**PROBLEM**
Pictures do not belong in the copy; quote every entry below exactly.

[Saved entries]
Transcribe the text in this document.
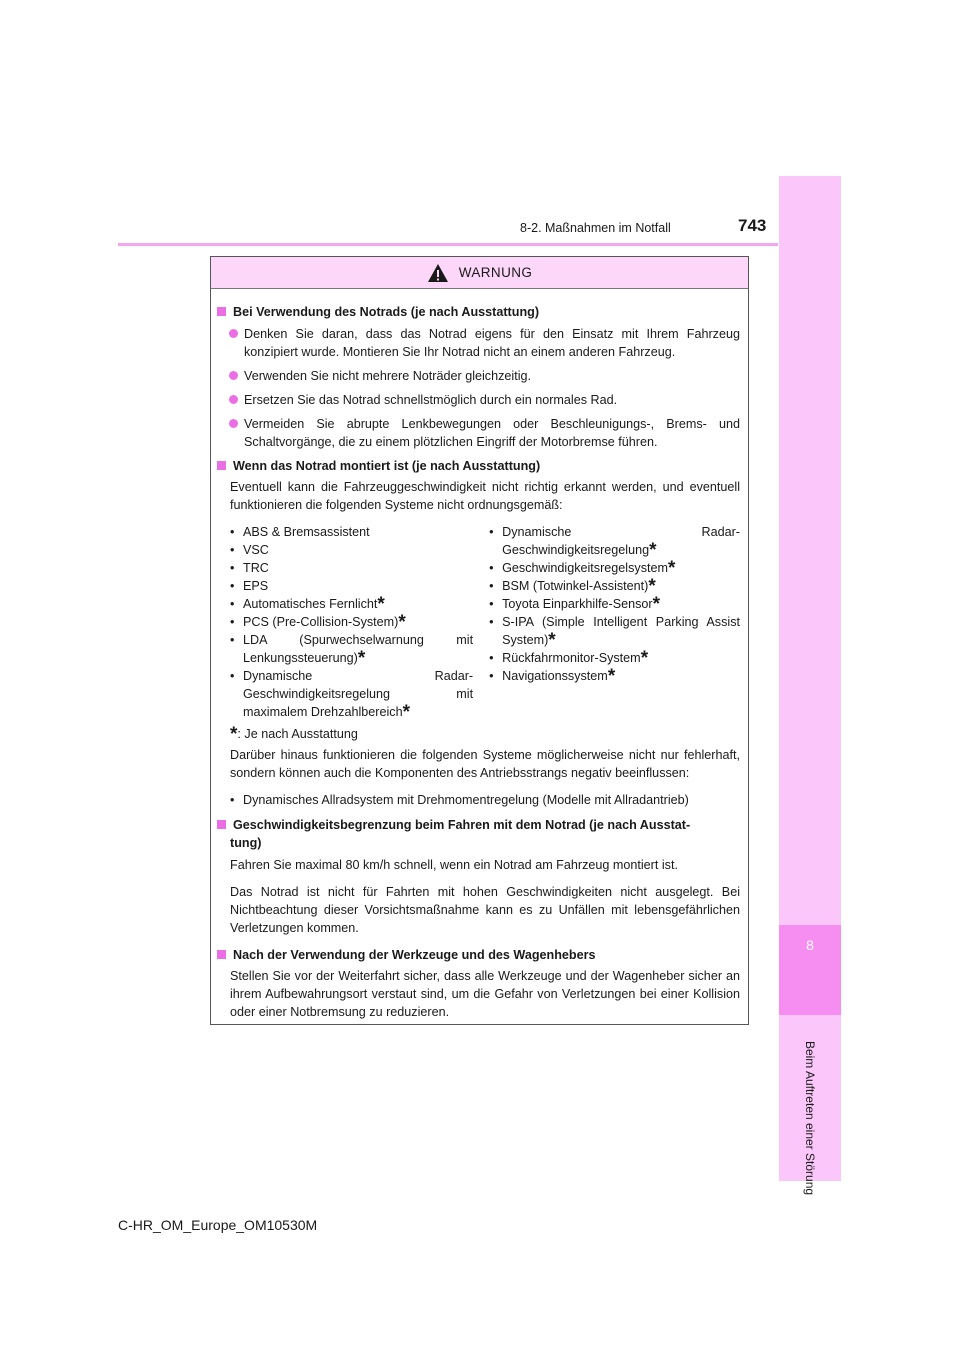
8-2. Maßnahmen im Notfall	743
8
Beim Auftreten einer Störung
WARNUNG
Bei Verwendung des Notrads (je nach Ausstattung)
Denken Sie daran, dass das Notrad eigens für den Einsatz mit Ihrem Fahrzeug konzipiert wurde. Montieren Sie Ihr Notrad nicht an einem anderen Fahrzeug.
Verwenden Sie nicht mehrere Noträder gleichzeitig.
Ersetzen Sie das Notrad schnellstmöglich durch ein normales Rad.
Vermeiden Sie abrupte Lenkbewegungen oder Beschleunigungs-, Brems- und Schaltvorgänge, die zu einem plötzlichen Eingriff der Motorbremse führen.
Wenn das Notrad montiert ist (je nach Ausstattung)
Eventuell kann die Fahrzeuggeschwindigkeit nicht richtig erkannt werden, und eventuell funktionieren die folgenden Systeme nicht ordnungsgemäß:
• ABS & Bremsassistent
• VSC
• TRC
• EPS
• Automatisches Fernlicht*
• PCS (Pre-Collision-System)*
• LDA (Spurwechselwarnung mit Lenkungssteuerung)*
• Dynamische Radar-Geschwindigkeitsregelung mit maximalem Drehzahlbereich*
• Dynamische Radar-Geschwindigkeitsregelung*
• Geschwindigkeitsregelsystem*
• BSM (Totwinkel-Assistent)*
• Toyota Einparkhilfe-Sensor*
• S-IPA (Simple Intelligent Parking Assist System)*
• Rückfahrmonitor-System*
• Navigationssystem*
*: Je nach Ausstattung
Darüber hinaus funktionieren die folgenden Systeme möglicherweise nicht nur fehlerhaft, sondern können auch die Komponenten des Antriebsstrangs negativ beeinflussen:
• Dynamisches Allradsystem mit Drehmomentregelung (Modelle mit Allradantrieb)
Geschwindigkeitsbegrenzung beim Fahren mit dem Notrad (je nach Ausstat-
tung)
Fahren Sie maximal 80 km/h schnell, wenn ein Notrad am Fahrzeug montiert ist.
Das Notrad ist nicht für Fahrten mit hohen Geschwindigkeiten nicht ausgelegt. Bei Nichtbeachtung dieser Vorsichtsmaßnahme kann es zu Unfällen mit lebensgefährlichen Verletzungen kommen.
Nach der Verwendung der Werkzeuge und des Wagenhebers
Stellen Sie vor der Weiterfahrt sicher, dass alle Werkzeuge und der Wagenheber sicher an ihrem Aufbewahrungsort verstaut sind, um die Gefahr von Verletzungen bei einer Kollision oder einer Notbremsung zu reduzieren.
C-HR_OM_Europe_OM10530M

**SOLUTION TO THE PROBLEM**
Transcribe the text in this document.
8-2. Maßnahmen im Notfall	743
8
Beim Auftreten einer Störung
WARNUNG
Bei Verwendung des Notrads (je nach Ausstattung)
Denken Sie daran, dass das Notrad eigens für den Einsatz mit Ihrem Fahrzeug konzipiert wurde. Montieren Sie Ihr Notrad nicht an einem anderen Fahrzeug.
Verwenden Sie nicht mehrere Noträder gleichzeitig.
Ersetzen Sie das Notrad schnellstmöglich durch ein normales Rad.
Vermeiden Sie abrupte Lenkbewegungen oder Beschleunigungs-, Brems- und Schaltvorgänge, die zu einem plötzlichen Eingriff der Motorbremse führen.
Wenn das Notrad montiert ist (je nach Ausstattung)
Eventuell kann die Fahrzeuggeschwindigkeit nicht richtig erkannt werden, und eventuell funktionieren die folgenden Systeme nicht ordnungsgemäß:
• ABS & Bremsassistent
• VSC
• TRC
• EPS
• Automatisches Fernlicht*
• PCS (Pre-Collision-System)*
• LDA (Spurwechselwarnung mit Lenkungssteuerung)*
• Dynamische Radar-Geschwindigkeitsregelung mit maximalem Drehzahlbereich*
• Dynamische Radar-Geschwindigkeitsregelung*
• Geschwindigkeitsregelsystem*
• BSM (Totwinkel-Assistent)*
• Toyota Einparkhilfe-Sensor*
• S-IPA (Simple Intelligent Parking Assist System)*
• Rückfahrmonitor-System*
• Navigationssystem*
*: Je nach Ausstattung
Darüber hinaus funktionieren die folgenden Systeme möglicherweise nicht nur fehlerhaft, sondern können auch die Komponenten des Antriebsstrangs negativ beeinflussen:
• Dynamisches Allradsystem mit Drehmomentregelung (Modelle mit Allradantrieb)
Geschwindigkeitsbegrenzung beim Fahren mit dem Notrad (je nach Ausstat-
tung)
Fahren Sie maximal 80 km/h schnell, wenn ein Notrad am Fahrzeug montiert ist.
Das Notrad ist nicht für Fahrten mit hohen Geschwindigkeiten nicht ausgelegt. Bei Nichtbeachtung dieser Vorsichtsmaßnahme kann es zu Unfällen mit lebensgefährlichen Verletzungen kommen.
Nach der Verwendung der Werkzeuge und des Wagenhebers
Stellen Sie vor der Weiterfahrt sicher, dass alle Werkzeuge und der Wagenheber sicher an ihrem Aufbewahrungsort verstaut sind, um die Gefahr von Verletzungen bei einer Kollision oder einer Notbremsung zu reduzieren.
C-HR_OM_Europe_OM10530M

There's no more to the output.